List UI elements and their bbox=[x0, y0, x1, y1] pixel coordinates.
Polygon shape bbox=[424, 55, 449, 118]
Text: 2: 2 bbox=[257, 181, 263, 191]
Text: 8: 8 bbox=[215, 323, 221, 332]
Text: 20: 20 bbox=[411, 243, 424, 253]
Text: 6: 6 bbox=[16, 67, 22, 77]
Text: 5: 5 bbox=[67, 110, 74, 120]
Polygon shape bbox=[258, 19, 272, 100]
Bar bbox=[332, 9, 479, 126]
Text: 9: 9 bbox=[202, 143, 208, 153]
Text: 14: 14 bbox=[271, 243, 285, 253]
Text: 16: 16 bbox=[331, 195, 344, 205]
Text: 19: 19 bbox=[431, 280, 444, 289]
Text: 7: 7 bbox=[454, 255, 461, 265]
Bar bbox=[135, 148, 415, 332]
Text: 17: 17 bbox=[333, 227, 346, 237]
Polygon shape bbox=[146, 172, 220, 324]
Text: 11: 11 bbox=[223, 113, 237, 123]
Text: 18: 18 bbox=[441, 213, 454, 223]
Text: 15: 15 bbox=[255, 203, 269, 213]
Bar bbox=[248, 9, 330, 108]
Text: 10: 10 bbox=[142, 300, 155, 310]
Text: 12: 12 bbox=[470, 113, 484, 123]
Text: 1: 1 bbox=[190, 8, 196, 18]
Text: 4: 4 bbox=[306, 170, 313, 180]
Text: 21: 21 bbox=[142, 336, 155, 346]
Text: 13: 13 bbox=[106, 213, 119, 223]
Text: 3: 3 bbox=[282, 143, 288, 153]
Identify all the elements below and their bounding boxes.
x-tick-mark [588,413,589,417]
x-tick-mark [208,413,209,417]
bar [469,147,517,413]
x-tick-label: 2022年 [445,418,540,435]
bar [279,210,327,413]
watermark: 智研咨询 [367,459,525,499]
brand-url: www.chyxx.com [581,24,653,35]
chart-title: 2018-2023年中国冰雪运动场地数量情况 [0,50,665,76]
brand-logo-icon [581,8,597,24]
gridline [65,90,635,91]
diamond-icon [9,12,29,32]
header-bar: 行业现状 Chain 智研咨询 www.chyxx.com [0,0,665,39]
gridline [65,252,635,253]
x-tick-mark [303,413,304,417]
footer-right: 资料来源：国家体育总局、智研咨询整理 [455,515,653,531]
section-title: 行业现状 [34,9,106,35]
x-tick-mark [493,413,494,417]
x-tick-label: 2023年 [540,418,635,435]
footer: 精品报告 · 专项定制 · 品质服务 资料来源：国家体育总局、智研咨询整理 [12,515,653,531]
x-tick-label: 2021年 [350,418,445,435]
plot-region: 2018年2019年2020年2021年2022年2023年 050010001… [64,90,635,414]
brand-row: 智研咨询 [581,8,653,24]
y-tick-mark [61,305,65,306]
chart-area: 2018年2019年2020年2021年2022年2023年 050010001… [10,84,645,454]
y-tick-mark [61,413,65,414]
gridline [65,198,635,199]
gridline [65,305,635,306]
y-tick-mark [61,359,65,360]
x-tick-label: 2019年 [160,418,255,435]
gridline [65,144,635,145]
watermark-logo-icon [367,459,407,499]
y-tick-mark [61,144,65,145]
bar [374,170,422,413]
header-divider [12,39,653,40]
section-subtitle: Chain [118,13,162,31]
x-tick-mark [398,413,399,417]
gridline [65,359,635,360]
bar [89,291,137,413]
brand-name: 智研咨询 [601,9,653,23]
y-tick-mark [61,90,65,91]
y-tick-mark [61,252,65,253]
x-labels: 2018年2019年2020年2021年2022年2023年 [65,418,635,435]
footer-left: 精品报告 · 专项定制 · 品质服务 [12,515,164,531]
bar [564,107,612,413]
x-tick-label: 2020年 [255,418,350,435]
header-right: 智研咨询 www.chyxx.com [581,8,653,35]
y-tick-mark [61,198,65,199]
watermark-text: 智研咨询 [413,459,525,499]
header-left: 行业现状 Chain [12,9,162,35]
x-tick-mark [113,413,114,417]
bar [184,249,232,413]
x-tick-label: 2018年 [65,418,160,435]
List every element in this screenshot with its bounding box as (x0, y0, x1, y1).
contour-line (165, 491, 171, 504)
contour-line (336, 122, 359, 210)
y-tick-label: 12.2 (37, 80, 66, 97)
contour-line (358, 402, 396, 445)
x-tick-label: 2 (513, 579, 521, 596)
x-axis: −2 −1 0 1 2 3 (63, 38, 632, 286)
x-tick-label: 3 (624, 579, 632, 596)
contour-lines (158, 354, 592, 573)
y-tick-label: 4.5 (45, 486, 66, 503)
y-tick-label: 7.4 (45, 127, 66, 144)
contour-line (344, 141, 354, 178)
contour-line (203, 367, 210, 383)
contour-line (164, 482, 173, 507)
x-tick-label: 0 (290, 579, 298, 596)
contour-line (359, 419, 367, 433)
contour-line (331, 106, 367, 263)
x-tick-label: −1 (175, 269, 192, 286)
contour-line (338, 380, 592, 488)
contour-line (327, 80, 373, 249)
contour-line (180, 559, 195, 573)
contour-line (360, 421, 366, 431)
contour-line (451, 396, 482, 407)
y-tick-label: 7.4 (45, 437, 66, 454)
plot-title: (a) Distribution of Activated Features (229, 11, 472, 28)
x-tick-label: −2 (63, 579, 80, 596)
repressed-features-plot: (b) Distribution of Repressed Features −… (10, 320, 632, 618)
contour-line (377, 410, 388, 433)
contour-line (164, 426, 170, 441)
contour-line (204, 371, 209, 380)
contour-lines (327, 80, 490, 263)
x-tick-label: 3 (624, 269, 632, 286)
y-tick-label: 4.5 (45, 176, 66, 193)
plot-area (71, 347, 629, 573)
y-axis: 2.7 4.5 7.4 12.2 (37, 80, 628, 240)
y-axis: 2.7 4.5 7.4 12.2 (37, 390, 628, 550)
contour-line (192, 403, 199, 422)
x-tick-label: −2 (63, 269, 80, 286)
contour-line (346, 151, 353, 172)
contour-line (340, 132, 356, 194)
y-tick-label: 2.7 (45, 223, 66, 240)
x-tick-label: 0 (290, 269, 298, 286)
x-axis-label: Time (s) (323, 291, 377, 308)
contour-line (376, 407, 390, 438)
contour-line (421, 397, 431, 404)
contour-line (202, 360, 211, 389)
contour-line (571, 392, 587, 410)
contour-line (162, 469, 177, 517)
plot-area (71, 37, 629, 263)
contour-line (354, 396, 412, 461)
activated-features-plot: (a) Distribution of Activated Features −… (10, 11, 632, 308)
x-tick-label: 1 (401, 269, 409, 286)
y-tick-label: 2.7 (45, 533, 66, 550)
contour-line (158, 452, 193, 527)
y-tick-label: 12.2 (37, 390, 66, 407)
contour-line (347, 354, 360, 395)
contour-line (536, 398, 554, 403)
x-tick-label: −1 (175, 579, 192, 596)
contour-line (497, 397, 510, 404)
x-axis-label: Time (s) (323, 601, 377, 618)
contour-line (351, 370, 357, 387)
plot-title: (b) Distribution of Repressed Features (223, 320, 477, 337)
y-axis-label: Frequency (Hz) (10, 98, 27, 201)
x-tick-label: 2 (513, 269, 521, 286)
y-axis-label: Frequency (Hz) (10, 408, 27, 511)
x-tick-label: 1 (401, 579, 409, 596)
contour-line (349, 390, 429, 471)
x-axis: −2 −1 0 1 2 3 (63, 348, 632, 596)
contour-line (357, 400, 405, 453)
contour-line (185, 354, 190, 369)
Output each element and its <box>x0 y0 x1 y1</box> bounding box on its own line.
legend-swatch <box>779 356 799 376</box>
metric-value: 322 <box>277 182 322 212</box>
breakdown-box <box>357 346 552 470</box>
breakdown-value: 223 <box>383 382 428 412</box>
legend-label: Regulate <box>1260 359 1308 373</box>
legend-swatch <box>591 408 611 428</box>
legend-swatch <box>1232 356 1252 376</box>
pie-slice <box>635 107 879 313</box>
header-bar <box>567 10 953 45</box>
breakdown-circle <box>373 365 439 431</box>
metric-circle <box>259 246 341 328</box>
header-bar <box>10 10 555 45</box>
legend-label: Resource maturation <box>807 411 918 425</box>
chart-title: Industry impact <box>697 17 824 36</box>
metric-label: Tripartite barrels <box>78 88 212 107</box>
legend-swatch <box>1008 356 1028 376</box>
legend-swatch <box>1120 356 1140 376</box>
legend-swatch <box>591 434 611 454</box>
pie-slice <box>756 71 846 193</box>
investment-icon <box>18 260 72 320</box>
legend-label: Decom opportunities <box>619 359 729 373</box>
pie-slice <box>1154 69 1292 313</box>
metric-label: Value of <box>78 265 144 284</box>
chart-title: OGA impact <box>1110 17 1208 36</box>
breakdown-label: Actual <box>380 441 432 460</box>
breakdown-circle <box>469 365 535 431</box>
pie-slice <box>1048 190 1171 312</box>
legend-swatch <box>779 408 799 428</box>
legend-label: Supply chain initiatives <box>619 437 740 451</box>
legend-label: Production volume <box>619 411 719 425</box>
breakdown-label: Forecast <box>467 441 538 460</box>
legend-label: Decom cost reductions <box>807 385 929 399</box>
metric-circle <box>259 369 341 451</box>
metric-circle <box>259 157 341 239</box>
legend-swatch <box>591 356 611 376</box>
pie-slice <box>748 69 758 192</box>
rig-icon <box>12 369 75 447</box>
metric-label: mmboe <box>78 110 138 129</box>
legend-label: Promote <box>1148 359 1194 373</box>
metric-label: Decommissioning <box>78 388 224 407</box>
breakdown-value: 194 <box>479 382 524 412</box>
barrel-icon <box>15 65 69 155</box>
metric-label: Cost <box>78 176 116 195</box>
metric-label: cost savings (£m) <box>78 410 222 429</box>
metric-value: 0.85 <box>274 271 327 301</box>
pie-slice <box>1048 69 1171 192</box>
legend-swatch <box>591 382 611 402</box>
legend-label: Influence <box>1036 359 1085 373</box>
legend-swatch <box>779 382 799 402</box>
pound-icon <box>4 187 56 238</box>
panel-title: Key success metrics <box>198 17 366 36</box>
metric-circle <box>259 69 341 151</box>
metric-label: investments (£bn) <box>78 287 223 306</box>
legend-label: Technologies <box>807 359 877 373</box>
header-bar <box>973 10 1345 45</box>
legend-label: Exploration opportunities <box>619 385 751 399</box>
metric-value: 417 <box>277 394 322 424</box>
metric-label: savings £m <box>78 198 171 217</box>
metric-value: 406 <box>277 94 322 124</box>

* Exercise instructions
Locate every line in the data above that contains the string "footer", and reproduce each of those lines in full.

* Answer to the problem
footer-right: 资料来源：国家体育总局、智研咨询整理 [455,515,653,531]
footer: 精品报告 · 专项定制 · 品质服务 资料来源：国家体育总局、智研咨询整理 [12,515,653,531]
footer-left: 精品报告 · 专项定制 · 品质服务 [12,515,164,531]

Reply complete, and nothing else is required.